= ОПИСАНИЕ ЗАДАЧИ =
Перечислите все произведения, названия которых приведены в первом абзаце фрагмента текста о статье Солженицына ниже, до раздела «Цитаты».

…Колеблет твой треножник

Материал из Викицитатника

«…Колеблет твой треножник» — критико-публицистическая статья Александра Солженицына апреля 1984 года, разбирающая книгу Андрея Синявского «Прогулки с Пушкиным», который ответил эссе «Чтение в сердцах» (1985). Название — цитата из стихотворения Пушкина «Поэту» 1830 года и, вероятно, аллюзия на речь В. Ф. Ходасевича «Колеблемый треножник» 1921 года.

Цитаты[править]

  •  

Бессчастный наш Пушкин! Сколько ему доставалось при жизни, но сколько и после жизни. За пятнадцать десятилетий сколько поименованных и безымянных пошляков упражнялись на нём, как на самой заметной мишени. Надо ли было засушенным рационалистам и первым нигилистам кого-то «свергать» — начинали, конечно, с Пушкина. Тянуло ли сочинять плоские анекдоты для городской черни — о ком же, как не о Пушкине? Зудело ли оголтелым ранне-советским оптимистам кого-то «сбрасывать с корабля современности» — разумеется, первого Пушкина.
Но даже в самые жуткие годы, к ранней пятилетке, уже стали «революционные идеалисты» очунаться. И даже в печалославной советской «Литературной энциклопедии» (наше поколение учили черпать мудрость из её столбцов, затая дыхание получать в читальнях), хотя и прокатывали Пушкина через разрыв с феодальной литературой, связь с капиталистическим развитием, тревогу за будущее своего класса, боязнь демократических низов, то прогрессивный романтизм, то романтизм реакционный, — но всё ж выводили «включение поэта в нашу эпоху и ценность его для социалистической культуры». — начало

  •  

Ещё более удивишься этому сооружению [Синявского]: не постройка, а как бы прогрызен Пушкин норами, и всё больше по нижнему уровню, и система нор так запутана, что к концу мы вместе с эссеистом уже вряд ли помним своё начало и весь путь. <…>
[Иногда] танцор захрамывает и даже падает на колени.

  •  

Странное… скажем, эссе, я назвал бы его «червогрыз», наиболее точно к его ходам. У него нет смысловой конструкции, оно именно так и строится: начав со сладкого места, прогрызать и дальше лабиринт по сладкой мякоти, а где твёрдые косточки, что не идёт в жвало — миновать. Ни там индуктивного, ни там дедуктивного метода критик нам не предлагает, но ведёт по замышленно запутанным извивам. Противоречия между ходами не смущают эссеиста: вурдалак (с большой экспрессией и пониманием нам передан процесс вурдалачества и его ощущения) — и смирение. У беспутного — полнота гармонии. В пустоте — напряжённое чувство истории. Отрешённый царь поэзии, Аполлон, или земной царь Петр, «спиной к человеку», раздавливая его, — и Хлестаков… Эссеист увидел в Пушкине и что действительно можно увидеть — и чего уж никак невозможно. Но начальное скольжение идёт у критика легко, обаятельно и быстро приводит нас к заслуженно ничтожной смерти поэта. Однако танец, на всём пути умело оркестрованный стихами Пушкина, продолжен: цитаты если не всегда к месту по мысли, то к месту по музыке — музыка заимствуется у жертвы, — и, при ограниченном объёме произведения, эссеист возвращается, — не от запутанности своих ходов, но от страсти, — второй раз отбить чечётку над дуэлью и смертью Пушкина, один раз ему кажется недостаточным. «Как ему ещё прикажете подыхать?»

= ИСХОДНЫЕ ДАННЫЕ =
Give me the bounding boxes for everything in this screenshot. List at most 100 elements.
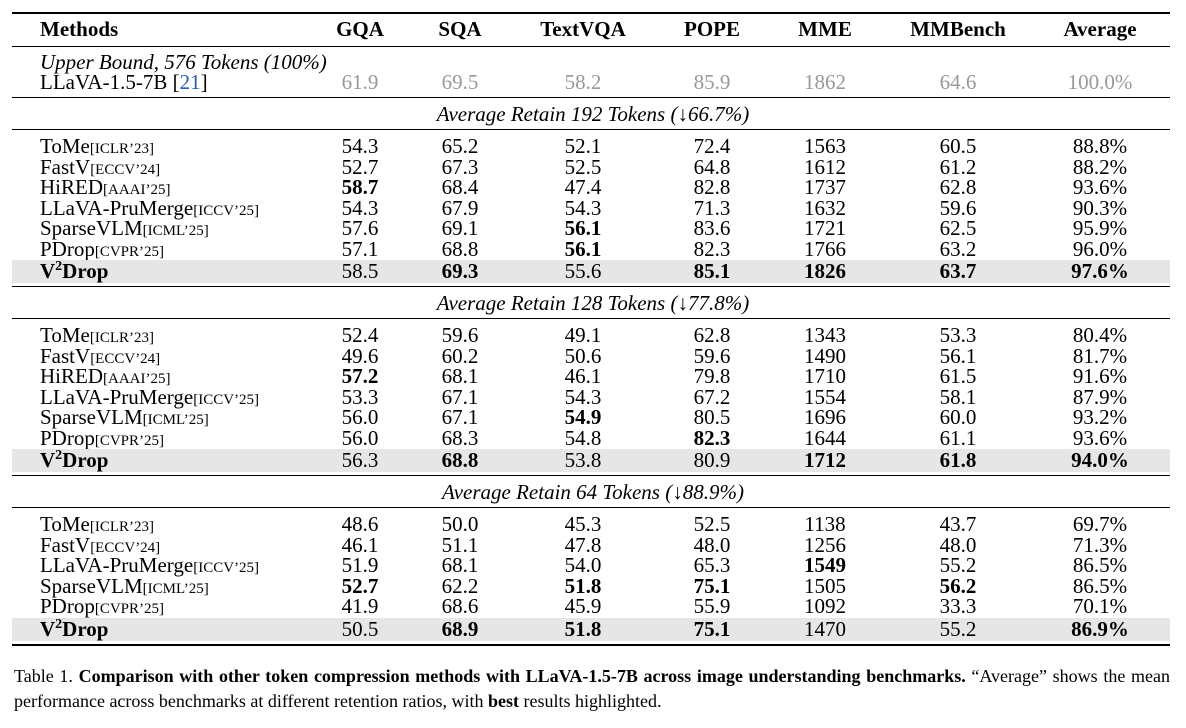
method-name: LLaVA-PruMerge	[40, 384, 194, 409]
method-name: HiRED	[40, 364, 103, 388]
cell: 56.2	[939, 573, 977, 598]
cell: SQA	[438, 17, 482, 41]
cell: 54.3	[564, 384, 602, 409]
cell: 1470	[804, 616, 846, 641]
cell: 94.0%	[1071, 448, 1129, 472]
cell: 59.6	[441, 323, 479, 347]
reference: 21	[179, 70, 201, 94]
cell: 48.0	[939, 532, 977, 557]
cell: 69.5	[441, 70, 479, 94]
cell: 96.0%	[1072, 236, 1128, 261]
cell: 49.1	[564, 323, 602, 347]
cell: 87.9%	[1072, 384, 1128, 409]
cell: 61.8	[939, 448, 977, 472]
rule	[12, 318, 1170, 319]
cell: 68.8	[441, 236, 479, 261]
method: PDrop[CVPR’25]	[40, 427, 164, 452]
cell: POPE	[684, 17, 740, 41]
cell: 54.9	[564, 405, 602, 429]
cell: 56.1	[939, 343, 977, 368]
cell: 68.9	[441, 616, 479, 641]
cell: 63.7	[939, 259, 977, 283]
method: PDrop[CVPR’25]	[40, 238, 164, 263]
method: FastV[ECCV’24]	[40, 534, 160, 559]
rule	[12, 46, 1170, 47]
rule	[12, 475, 1170, 476]
cell: 62.5	[939, 216, 977, 240]
method: LLaVA-PruMerge[ICCV’25]	[40, 554, 259, 579]
cell: 61.2	[939, 154, 977, 179]
cell: 55.6	[564, 259, 602, 283]
method-name: FastV	[40, 154, 91, 179]
cell: 1712	[804, 448, 846, 472]
highlight-row	[12, 617, 1170, 641]
venue: [ICCV’25]	[193, 391, 260, 408]
section-title: Average Retain 128 Tokens (↓77.8%)	[436, 291, 750, 315]
cell: 1710	[804, 364, 846, 388]
cell: GQA	[336, 17, 384, 41]
cell: 56.1	[564, 236, 602, 261]
highlight-row	[12, 449, 1170, 472]
cell: 95.9%	[1072, 216, 1128, 240]
cell: 75.1	[693, 616, 731, 641]
cell: 48.6	[341, 512, 379, 536]
cell: 1721	[804, 216, 846, 240]
highlight-row	[12, 260, 1170, 283]
cell: 50.0	[441, 512, 479, 536]
cell: 86.5%	[1072, 573, 1128, 598]
cell: 45.9	[564, 594, 602, 618]
cell: 46.1	[564, 364, 602, 388]
method-name: FastV	[40, 532, 91, 557]
cell: 45.3	[564, 512, 602, 536]
cell: 1563	[804, 134, 846, 158]
cell: 1138	[804, 512, 846, 536]
caption-tail: results highlighted.	[523, 691, 662, 711]
rule	[12, 12, 1170, 14]
cell: 1490	[804, 343, 846, 368]
venue: [ICML’25]	[142, 223, 209, 239]
cell: 67.9	[441, 195, 479, 220]
cell: 53.3	[341, 384, 379, 409]
cell: 65.3	[693, 553, 731, 577]
cell: 82.8	[693, 175, 731, 199]
cell: 56.3	[341, 448, 379, 472]
method-name: ToMe	[40, 512, 90, 536]
method-name: PDrop	[40, 425, 95, 450]
method-name: SparseVLM	[40, 573, 143, 598]
cell: 55.2	[939, 616, 977, 641]
method-name: SparseVLM	[40, 405, 143, 429]
method-suffix: Drop	[62, 259, 109, 283]
method-name: SparseVLM	[40, 216, 143, 240]
caption-label: Table 1.	[14, 666, 73, 686]
rule	[12, 97, 1170, 98]
venue: [ICML’25]	[142, 580, 209, 597]
method: SparseVLM[ICML’25]	[40, 406, 209, 431]
cell: 1632	[804, 195, 846, 220]
cell: 33.3	[939, 594, 977, 618]
cell: 52.1	[564, 134, 602, 158]
caption-best: best	[488, 691, 519, 711]
cell: TextVQA	[540, 17, 626, 41]
method-name: ToMe	[40, 323, 90, 347]
method-suffix: Drop	[62, 448, 109, 472]
cell: 64.6	[939, 70, 977, 94]
cell: 68.8	[441, 448, 479, 472]
method-name: PDrop	[40, 594, 95, 618]
venue: [ICCV’25]	[193, 560, 260, 576]
cell: 52.7	[341, 154, 379, 179]
section-title: Average Retain 192 Tokens (↓66.7%)	[436, 102, 750, 126]
cell: 52.5	[693, 512, 731, 536]
cell: 69.7%	[1072, 512, 1128, 536]
cell: 100.0%	[1067, 70, 1133, 94]
cell: 82.3	[693, 425, 731, 450]
cell: 58.5	[341, 259, 379, 283]
cell: 1554	[804, 384, 846, 409]
cell: 86.5%	[1072, 553, 1128, 577]
caption-bold: Comparison with other token compression …	[78, 666, 966, 686]
cell: 67.1	[441, 405, 479, 429]
method: V2Drop	[40, 448, 109, 472]
method-name: PDrop	[40, 236, 95, 261]
method: HiRED[AAAI’25]	[40, 176, 170, 201]
method: LLaVA-PruMerge[ICCV’25]	[40, 197, 259, 222]
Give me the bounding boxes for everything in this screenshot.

= ОТВЕТ НА ЗАДАЧУ =
1. «…Колеблет твой треножник» — статья Александра Солженицына, апрель 1984 года.
2. «Прогулки с Пушкиным» — книга Андрея Синявского.
3. «Чтение в сердцах» — эссе-ответ, 1985 год.
4. «Поэту» — стихотворение Пушкина, 1830 год.
5. «Колеблемый треножник» — речь В. Ф. Ходасевича, 1921 год.